Begin Material for this exercise

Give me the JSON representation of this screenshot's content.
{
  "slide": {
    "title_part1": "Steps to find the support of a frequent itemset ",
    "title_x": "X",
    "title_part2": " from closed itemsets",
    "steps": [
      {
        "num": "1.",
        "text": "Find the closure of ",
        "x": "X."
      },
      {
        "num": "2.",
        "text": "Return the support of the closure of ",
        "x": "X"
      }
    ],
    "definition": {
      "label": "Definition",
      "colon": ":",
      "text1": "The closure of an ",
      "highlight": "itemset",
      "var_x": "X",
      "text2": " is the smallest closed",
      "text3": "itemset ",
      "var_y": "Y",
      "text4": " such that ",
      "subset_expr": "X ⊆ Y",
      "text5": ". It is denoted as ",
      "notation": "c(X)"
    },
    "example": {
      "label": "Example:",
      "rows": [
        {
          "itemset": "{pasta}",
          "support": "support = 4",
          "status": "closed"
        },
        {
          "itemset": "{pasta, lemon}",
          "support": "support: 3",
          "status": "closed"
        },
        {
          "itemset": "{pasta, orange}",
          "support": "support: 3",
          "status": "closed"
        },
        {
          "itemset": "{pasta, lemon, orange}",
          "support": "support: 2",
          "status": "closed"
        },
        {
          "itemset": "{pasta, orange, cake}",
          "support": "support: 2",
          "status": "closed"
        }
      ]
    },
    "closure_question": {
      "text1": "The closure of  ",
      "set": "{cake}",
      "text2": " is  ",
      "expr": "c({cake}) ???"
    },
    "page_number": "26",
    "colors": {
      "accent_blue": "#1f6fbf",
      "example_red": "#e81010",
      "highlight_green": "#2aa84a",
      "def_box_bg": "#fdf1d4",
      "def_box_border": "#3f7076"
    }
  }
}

End Material for this exercise
Begin Material for this exercise

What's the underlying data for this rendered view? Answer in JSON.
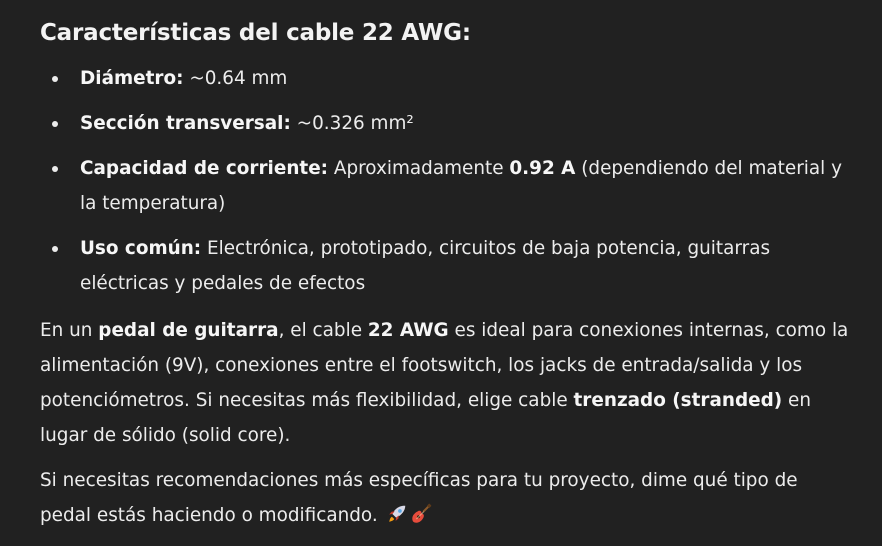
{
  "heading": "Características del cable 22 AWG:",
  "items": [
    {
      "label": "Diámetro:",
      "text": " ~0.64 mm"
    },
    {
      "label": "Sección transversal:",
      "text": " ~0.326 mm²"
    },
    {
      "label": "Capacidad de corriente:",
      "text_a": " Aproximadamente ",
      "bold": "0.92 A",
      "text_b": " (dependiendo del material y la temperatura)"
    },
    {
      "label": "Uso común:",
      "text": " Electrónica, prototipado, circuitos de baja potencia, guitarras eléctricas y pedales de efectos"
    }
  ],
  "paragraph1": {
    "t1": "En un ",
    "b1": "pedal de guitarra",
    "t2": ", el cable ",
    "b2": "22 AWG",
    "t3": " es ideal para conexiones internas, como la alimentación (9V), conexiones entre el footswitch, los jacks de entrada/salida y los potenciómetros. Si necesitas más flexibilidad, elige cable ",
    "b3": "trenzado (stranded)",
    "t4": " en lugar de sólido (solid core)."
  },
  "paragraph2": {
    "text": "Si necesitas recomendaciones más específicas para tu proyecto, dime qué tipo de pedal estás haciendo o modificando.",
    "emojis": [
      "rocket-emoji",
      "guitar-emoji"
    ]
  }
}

End Material for this exercise
Begin Material for this exercise

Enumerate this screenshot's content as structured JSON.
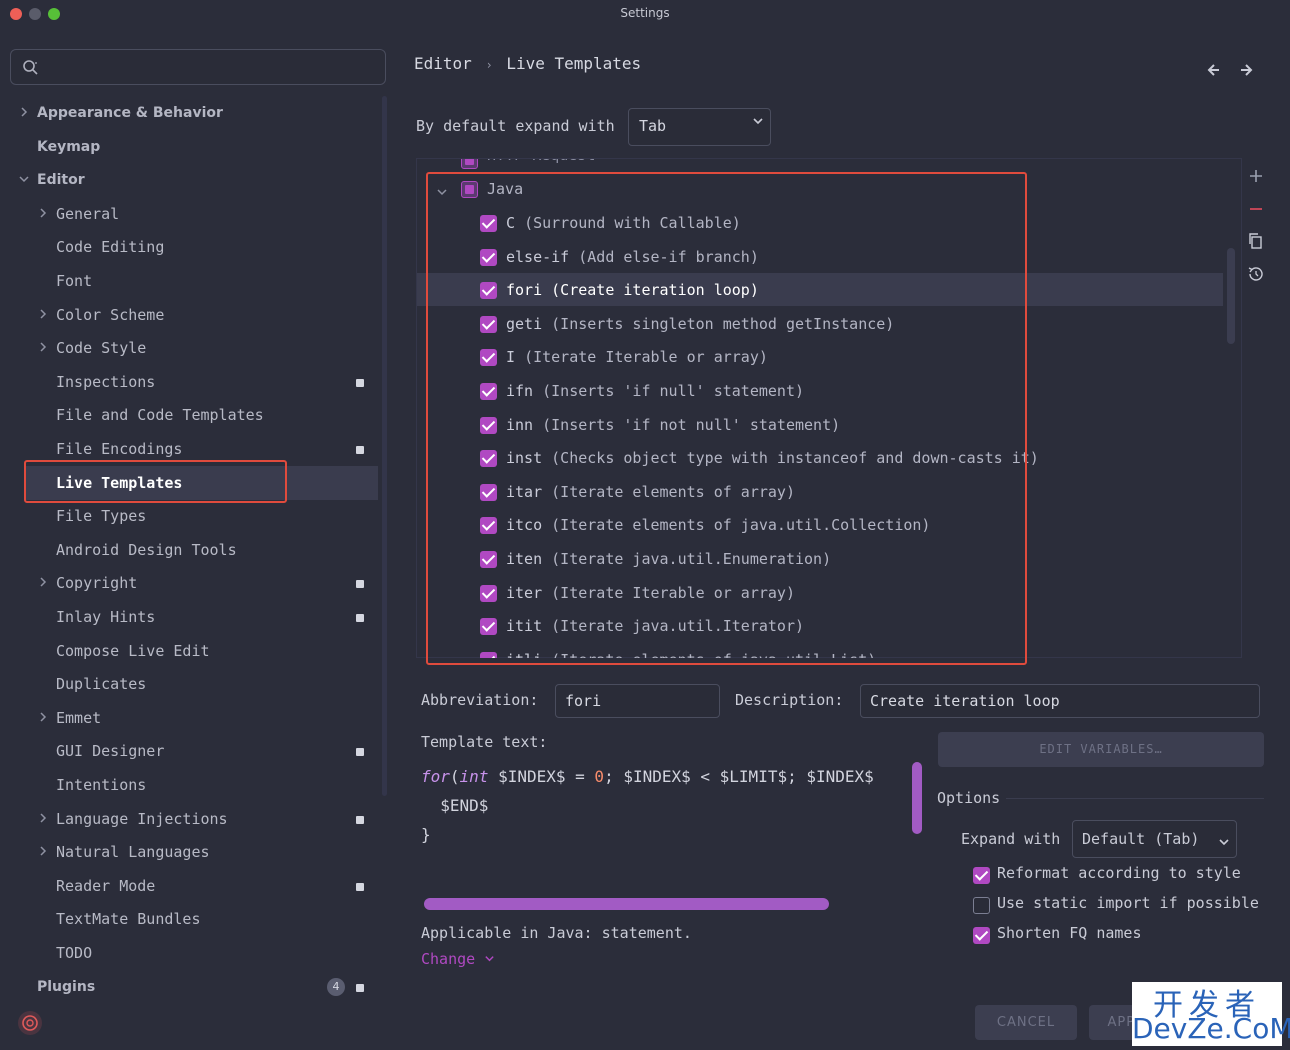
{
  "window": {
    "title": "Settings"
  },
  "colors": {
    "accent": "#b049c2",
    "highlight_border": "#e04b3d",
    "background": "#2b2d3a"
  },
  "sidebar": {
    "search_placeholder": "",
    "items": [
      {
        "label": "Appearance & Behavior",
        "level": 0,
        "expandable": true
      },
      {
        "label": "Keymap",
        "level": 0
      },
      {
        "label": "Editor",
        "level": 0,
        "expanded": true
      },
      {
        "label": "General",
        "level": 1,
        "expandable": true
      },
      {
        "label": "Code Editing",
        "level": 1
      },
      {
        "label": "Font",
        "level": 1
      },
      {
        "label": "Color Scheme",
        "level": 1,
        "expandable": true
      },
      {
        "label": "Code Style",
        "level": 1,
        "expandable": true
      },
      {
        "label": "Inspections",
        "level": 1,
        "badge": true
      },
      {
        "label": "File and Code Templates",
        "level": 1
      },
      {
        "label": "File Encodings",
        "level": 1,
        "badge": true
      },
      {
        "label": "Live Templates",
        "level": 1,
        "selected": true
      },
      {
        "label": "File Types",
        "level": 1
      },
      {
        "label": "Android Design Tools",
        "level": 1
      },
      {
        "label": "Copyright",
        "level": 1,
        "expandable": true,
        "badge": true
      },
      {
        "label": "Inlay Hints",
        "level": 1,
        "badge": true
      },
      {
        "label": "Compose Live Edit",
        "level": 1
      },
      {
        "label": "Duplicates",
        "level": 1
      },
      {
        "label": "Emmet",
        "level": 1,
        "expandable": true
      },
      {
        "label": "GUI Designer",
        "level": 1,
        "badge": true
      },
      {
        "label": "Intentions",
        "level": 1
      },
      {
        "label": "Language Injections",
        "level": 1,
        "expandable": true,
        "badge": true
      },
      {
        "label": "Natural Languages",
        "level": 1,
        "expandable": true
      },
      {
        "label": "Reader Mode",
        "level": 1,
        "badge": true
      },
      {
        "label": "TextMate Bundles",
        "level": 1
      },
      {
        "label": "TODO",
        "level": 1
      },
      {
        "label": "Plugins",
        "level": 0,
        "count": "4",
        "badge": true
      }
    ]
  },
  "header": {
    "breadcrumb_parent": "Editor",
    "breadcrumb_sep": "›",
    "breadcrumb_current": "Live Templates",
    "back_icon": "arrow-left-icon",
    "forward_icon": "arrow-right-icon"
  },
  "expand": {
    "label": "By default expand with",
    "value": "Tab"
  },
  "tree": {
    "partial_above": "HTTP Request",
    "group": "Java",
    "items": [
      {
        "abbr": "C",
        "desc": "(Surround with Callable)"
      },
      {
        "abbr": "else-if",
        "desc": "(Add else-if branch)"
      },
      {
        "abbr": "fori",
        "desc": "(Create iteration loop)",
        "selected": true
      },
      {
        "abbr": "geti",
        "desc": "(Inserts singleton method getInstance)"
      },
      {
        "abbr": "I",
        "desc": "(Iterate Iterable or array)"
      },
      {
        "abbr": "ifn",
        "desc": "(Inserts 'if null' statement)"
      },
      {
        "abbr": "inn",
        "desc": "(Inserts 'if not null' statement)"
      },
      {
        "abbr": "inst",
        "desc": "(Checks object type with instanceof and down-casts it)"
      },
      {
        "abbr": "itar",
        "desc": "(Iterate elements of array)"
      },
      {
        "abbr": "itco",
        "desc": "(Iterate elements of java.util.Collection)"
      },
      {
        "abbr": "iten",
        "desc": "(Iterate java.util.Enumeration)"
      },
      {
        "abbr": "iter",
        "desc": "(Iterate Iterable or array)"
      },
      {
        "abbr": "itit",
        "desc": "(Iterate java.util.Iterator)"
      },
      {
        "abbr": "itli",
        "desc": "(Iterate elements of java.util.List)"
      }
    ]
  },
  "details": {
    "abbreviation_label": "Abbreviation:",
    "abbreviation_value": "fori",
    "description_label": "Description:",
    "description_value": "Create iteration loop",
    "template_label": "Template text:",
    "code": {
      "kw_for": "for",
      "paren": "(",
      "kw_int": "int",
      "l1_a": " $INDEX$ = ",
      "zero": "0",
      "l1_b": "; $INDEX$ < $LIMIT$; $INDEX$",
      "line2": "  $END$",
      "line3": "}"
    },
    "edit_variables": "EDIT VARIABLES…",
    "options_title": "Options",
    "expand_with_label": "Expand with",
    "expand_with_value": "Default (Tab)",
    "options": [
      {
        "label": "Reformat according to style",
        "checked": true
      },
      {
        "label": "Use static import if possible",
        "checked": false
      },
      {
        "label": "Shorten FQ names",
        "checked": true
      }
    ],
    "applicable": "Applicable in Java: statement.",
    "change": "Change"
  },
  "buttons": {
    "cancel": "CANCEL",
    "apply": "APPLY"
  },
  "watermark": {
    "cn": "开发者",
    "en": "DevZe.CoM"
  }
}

End Material for this exercise

Using the listing, collect all lines in which the string "orange" is found.

          "itemset": "{pasta, orange}",
          "itemset": "{pasta, lemon, orange}",
          "itemset": "{pasta, orange, cake}",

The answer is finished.